-- start of TASK INPUT --
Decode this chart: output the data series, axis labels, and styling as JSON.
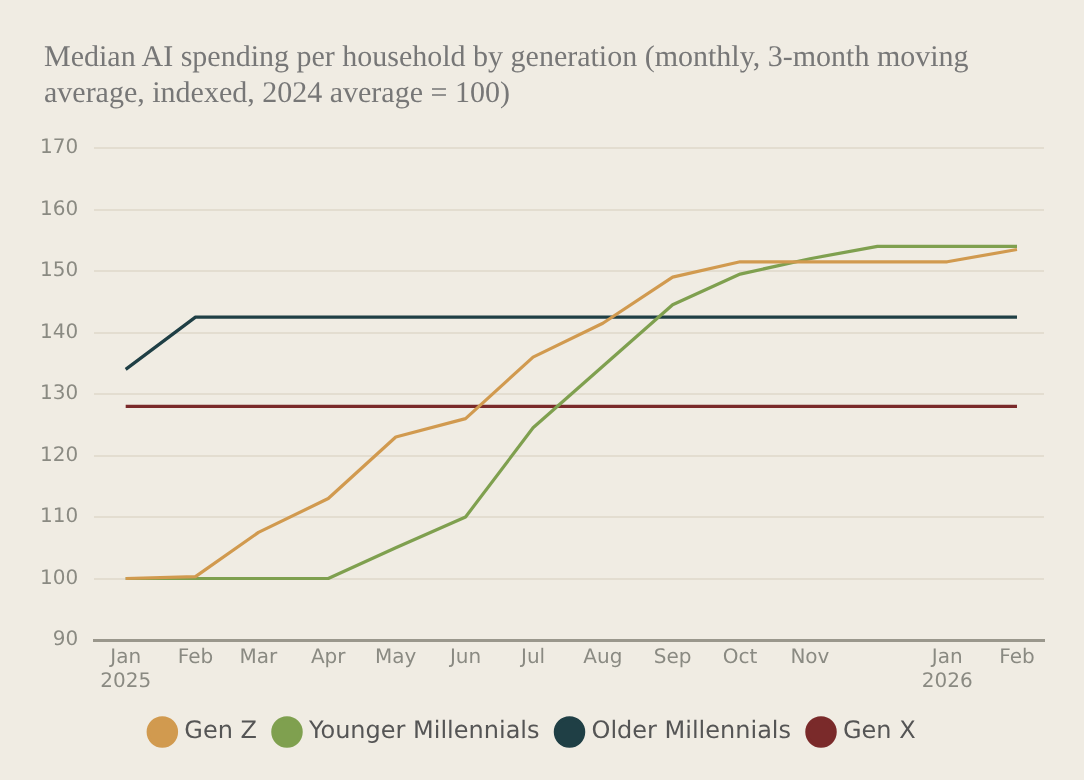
{
  "chart_data": {
    "type": "line",
    "subtitle": "Median AI spending per household by generation (monthly, 3-month moving average, indexed, 2024 average = 100)",
    "x": [
      "2025-01",
      "2025-02",
      "2025-03",
      "2025-04",
      "2025-05",
      "2025-06",
      "2025-07",
      "2025-08",
      "2025-09",
      "2025-10",
      "2025-11",
      "2025-12",
      "2026-01",
      "2026-02"
    ],
    "series": [
      {
        "name": "Gen Z",
        "color": "#d19a4f",
        "values": [
          100,
          100.3,
          107.5,
          113,
          123,
          126,
          136,
          141.5,
          149,
          151.5,
          151.5,
          151.5,
          151.5,
          153.5
        ]
      },
      {
        "name": "Younger Millennials",
        "color": "#7fa04f",
        "values": [
          100,
          100,
          100,
          100,
          105,
          110,
          124.5,
          134.5,
          144.5,
          149.5,
          152,
          154,
          154,
          154
        ]
      },
      {
        "name": "Older Millennials",
        "color": "#1f3f45",
        "values": [
          134,
          142.5,
          142.5,
          142.5,
          142.5,
          142.5,
          142.5,
          142.5,
          142.5,
          142.5,
          142.5,
          142.5,
          142.5,
          142.5
        ]
      },
      {
        "name": "Gen X",
        "color": "#7a2a2a",
        "values": [
          128,
          128,
          128,
          128,
          128,
          128,
          128,
          128,
          128,
          128,
          128,
          128,
          128,
          128
        ]
      }
    ],
    "xlim": [
      "2024-12-18",
      "2026-02-13"
    ],
    "xticks": [
      {
        "value": "2025-01",
        "label": "Jan 2025"
      },
      {
        "value": "2025-02",
        "label": "Feb"
      },
      {
        "value": "2025-03",
        "label": "Mar"
      },
      {
        "value": "2025-04",
        "label": "Apr"
      },
      {
        "value": "2025-05",
        "label": "May"
      },
      {
        "value": "2025-06",
        "label": "Jun"
      },
      {
        "value": "2025-07",
        "label": "Jul"
      },
      {
        "value": "2025-08",
        "label": "Aug"
      },
      {
        "value": "2025-09",
        "label": "Sep"
      },
      {
        "value": "2025-10",
        "label": "Oct"
      },
      {
        "value": "2025-11",
        "label": "Nov"
      },
      {
        "value": "2026-01",
        "label": "Jan 2026"
      },
      {
        "value": "2026-02",
        "label": "Feb"
      }
    ],
    "ylim": [
      90,
      170
    ],
    "yticks": [
      90,
      100,
      110,
      120,
      130,
      140,
      150,
      160,
      170
    ],
    "grid": "y",
    "legend": "bottom",
    "marker": "none",
    "line_style": "solid"
  }
}
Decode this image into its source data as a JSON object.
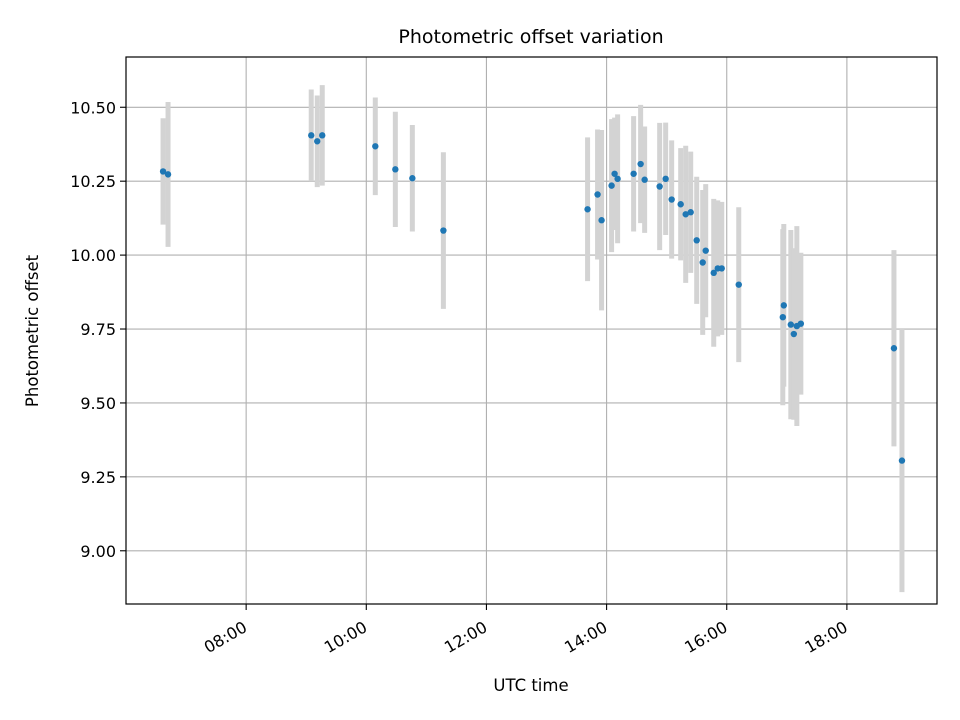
{
  "chart_data": {
    "type": "scatter",
    "title": "Photometric offset variation",
    "xlabel": "UTC time",
    "ylabel": "Photometric offset",
    "x_unit": "hours UTC",
    "xlim": [
      6.0,
      19.5
    ],
    "ylim": [
      8.82,
      10.67
    ],
    "x_ticks": [
      {
        "value": 8,
        "label": "08:00"
      },
      {
        "value": 10,
        "label": "10:00"
      },
      {
        "value": 12,
        "label": "12:00"
      },
      {
        "value": 14,
        "label": "14:00"
      },
      {
        "value": 16,
        "label": "16:00"
      },
      {
        "value": 18,
        "label": "18:00"
      }
    ],
    "y_ticks": [
      {
        "value": 9.0,
        "label": "9.00"
      },
      {
        "value": 9.25,
        "label": "9.25"
      },
      {
        "value": 9.5,
        "label": "9.50"
      },
      {
        "value": 9.75,
        "label": "9.75"
      },
      {
        "value": 10.0,
        "label": "10.00"
      },
      {
        "value": 10.25,
        "label": "10.25"
      },
      {
        "value": 10.5,
        "label": "10.50"
      }
    ],
    "grid": true,
    "colors": {
      "points": "#1f77b4",
      "errorbars": "#d3d3d3",
      "grid": "#b0b0b0"
    },
    "points": [
      {
        "x": "06:37",
        "y": 10.283,
        "err": 0.18
      },
      {
        "x": "06:42",
        "y": 10.273,
        "err": 0.245
      },
      {
        "x": "09:05",
        "y": 10.405,
        "err": 0.155
      },
      {
        "x": "09:11",
        "y": 10.385,
        "err": 0.155
      },
      {
        "x": "09:16",
        "y": 10.405,
        "err": 0.17
      },
      {
        "x": "10:09",
        "y": 10.368,
        "err": 0.165
      },
      {
        "x": "10:29",
        "y": 10.29,
        "err": 0.195
      },
      {
        "x": "10:46",
        "y": 10.26,
        "err": 0.18
      },
      {
        "x": "11:17",
        "y": 10.083,
        "err": 0.265
      },
      {
        "x": "13:41",
        "y": 10.155,
        "err": 0.243
      },
      {
        "x": "13:51",
        "y": 10.205,
        "err": 0.22
      },
      {
        "x": "13:55",
        "y": 10.118,
        "err": 0.305
      },
      {
        "x": "14:05",
        "y": 10.235,
        "err": 0.225
      },
      {
        "x": "14:08",
        "y": 10.275,
        "err": 0.19
      },
      {
        "x": "14:11",
        "y": 10.258,
        "err": 0.218
      },
      {
        "x": "14:27",
        "y": 10.275,
        "err": 0.195
      },
      {
        "x": "14:34",
        "y": 10.308,
        "err": 0.2
      },
      {
        "x": "14:38",
        "y": 10.255,
        "err": 0.18
      },
      {
        "x": "14:53",
        "y": 10.232,
        "err": 0.215
      },
      {
        "x": "14:59",
        "y": 10.258,
        "err": 0.19
      },
      {
        "x": "15:05",
        "y": 10.188,
        "err": 0.2
      },
      {
        "x": "15:14",
        "y": 10.172,
        "err": 0.19
      },
      {
        "x": "15:19",
        "y": 10.138,
        "err": 0.232
      },
      {
        "x": "15:24",
        "y": 10.145,
        "err": 0.205
      },
      {
        "x": "15:30",
        "y": 10.05,
        "err": 0.215
      },
      {
        "x": "15:36",
        "y": 9.975,
        "err": 0.245
      },
      {
        "x": "15:39",
        "y": 10.015,
        "err": 0.225
      },
      {
        "x": "15:47",
        "y": 9.94,
        "err": 0.25
      },
      {
        "x": "15:51",
        "y": 9.955,
        "err": 0.23
      },
      {
        "x": "15:55",
        "y": 9.955,
        "err": 0.225
      },
      {
        "x": "16:12",
        "y": 9.9,
        "err": 0.262
      },
      {
        "x": "16:56",
        "y": 9.79,
        "err": 0.298
      },
      {
        "x": "16:57",
        "y": 9.83,
        "err": 0.275
      },
      {
        "x": "17:04",
        "y": 9.765,
        "err": 0.32
      },
      {
        "x": "17:07",
        "y": 9.733,
        "err": 0.29
      },
      {
        "x": "17:10",
        "y": 9.76,
        "err": 0.338
      },
      {
        "x": "17:14",
        "y": 9.768,
        "err": 0.24
      },
      {
        "x": "18:47",
        "y": 9.685,
        "err": 0.332
      },
      {
        "x": "18:55",
        "y": 9.305,
        "err": 0.445
      }
    ]
  }
}
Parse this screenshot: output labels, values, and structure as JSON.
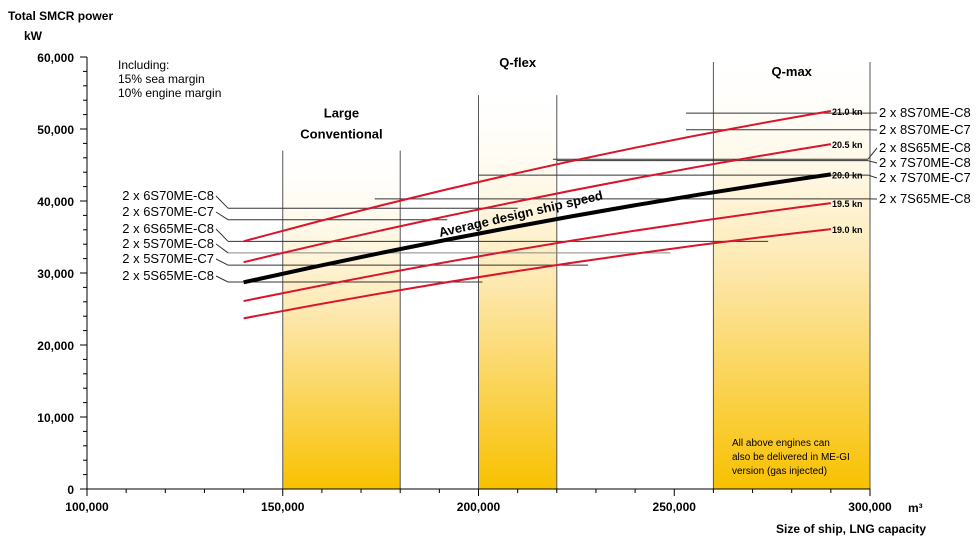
{
  "chart_data": {
    "type": "line",
    "title": "Total SMCR power",
    "ylabel": "kW",
    "xlabel": "Size of ship, LNG capacity",
    "xunit": "m³",
    "xlim": [
      100000,
      300000
    ],
    "ylim": [
      0,
      60000
    ],
    "xticks": [
      100000,
      150000,
      200000,
      250000,
      300000
    ],
    "xtick_labels": [
      "100,000",
      "150,000",
      "200,000",
      "250,000",
      "300,000"
    ],
    "yticks": [
      0,
      10000,
      20000,
      30000,
      40000,
      50000,
      60000
    ],
    "ytick_labels": [
      "0",
      "10,000",
      "20,000",
      "30,000",
      "40,000",
      "50,000",
      "60,000"
    ],
    "notes": [
      "Including:",
      "15% sea margin",
      "10% engine margin"
    ],
    "footnote": [
      "All above engines can",
      "also be delivered in ME-GI",
      "version (gas injected)"
    ],
    "curve_label": "Average design ship speed",
    "bands": [
      {
        "name": "Large Conventional",
        "lines": [
          "Large",
          "Conventional"
        ],
        "x": [
          150000,
          180000
        ],
        "top": 47000
      },
      {
        "name": "Q-flex",
        "lines": [
          "Q-flex"
        ],
        "x": [
          200000,
          220000
        ],
        "top": 54700
      },
      {
        "name": "Q-max",
        "lines": [
          "Q-max"
        ],
        "x": [
          260000,
          300000
        ],
        "top": 59300
      }
    ],
    "series": [
      {
        "name": "21.0 kn",
        "x": [
          140000,
          215000,
          290000
        ],
        "y": [
          34400,
          44500,
          52500
        ],
        "color": "#d9142b"
      },
      {
        "name": "20.5 kn",
        "x": [
          140000,
          215000,
          290000
        ],
        "y": [
          31500,
          40500,
          47900
        ],
        "color": "#d9142b"
      },
      {
        "name": "20.0 kn",
        "x": [
          140000,
          215000,
          290000
        ],
        "y": [
          28700,
          37000,
          43700
        ],
        "color": "#000000"
      },
      {
        "name": "19.5 kn",
        "x": [
          140000,
          215000,
          290000
        ],
        "y": [
          26100,
          33700,
          39700
        ],
        "color": "#d9142b"
      },
      {
        "name": "19.0 kn",
        "x": [
          140000,
          215000,
          290000
        ],
        "y": [
          23700,
          30700,
          36100
        ],
        "color": "#d9142b"
      }
    ],
    "engines_left": [
      {
        "label": "2 x 6S70ME-C8",
        "power": 39000,
        "x_end": 210000
      },
      {
        "label": "2 x 6S70ME-C7",
        "power": 37400,
        "x_end": 192000
      },
      {
        "label": "2 x 6S65ME-C8",
        "power": 34400,
        "x_end": 274000
      },
      {
        "label": "2 x 5S70ME-C8",
        "power": 32800,
        "x_end": 249000
      },
      {
        "label": "2 x 5S70ME-C7",
        "power": 31100,
        "x_end": 228000
      },
      {
        "label": "2 x 5S65ME-C8",
        "power": 28750,
        "x_end": 201000
      }
    ],
    "engines_right": [
      {
        "label": "2 x 8S70ME-C8",
        "power": 52200,
        "x_start": 253000
      },
      {
        "label": "2 x 8S70ME-C7",
        "power": 49900,
        "x_start": 253000
      },
      {
        "label": "2 x 8S65ME-C8",
        "power": 45800,
        "x_start": 219000
      },
      {
        "label": "2 x 7S70ME-C8",
        "power": 45600,
        "x_start": 220000
      },
      {
        "label": "2 x 7S70ME-C7",
        "power": 43600,
        "x_start": 200000
      },
      {
        "label": "2 x 7S65ME-C8",
        "power": 40300,
        "x_start": 173500
      }
    ]
  }
}
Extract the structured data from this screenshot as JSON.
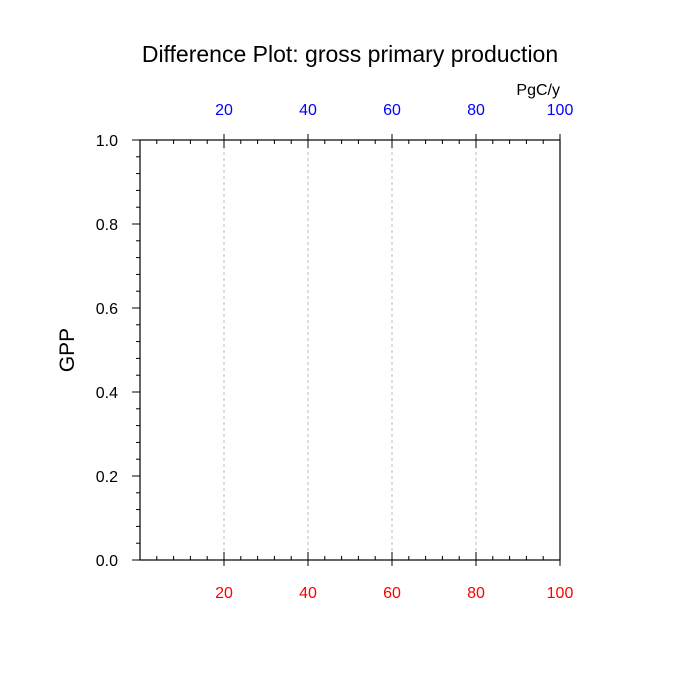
-- end of TASK INPUT --
Using the material above, report each line where "Millennials" occurs.

• **RESPONSE TO THE TASK**:
        "name": "Younger Millennials",
        "name": "Older Millennials",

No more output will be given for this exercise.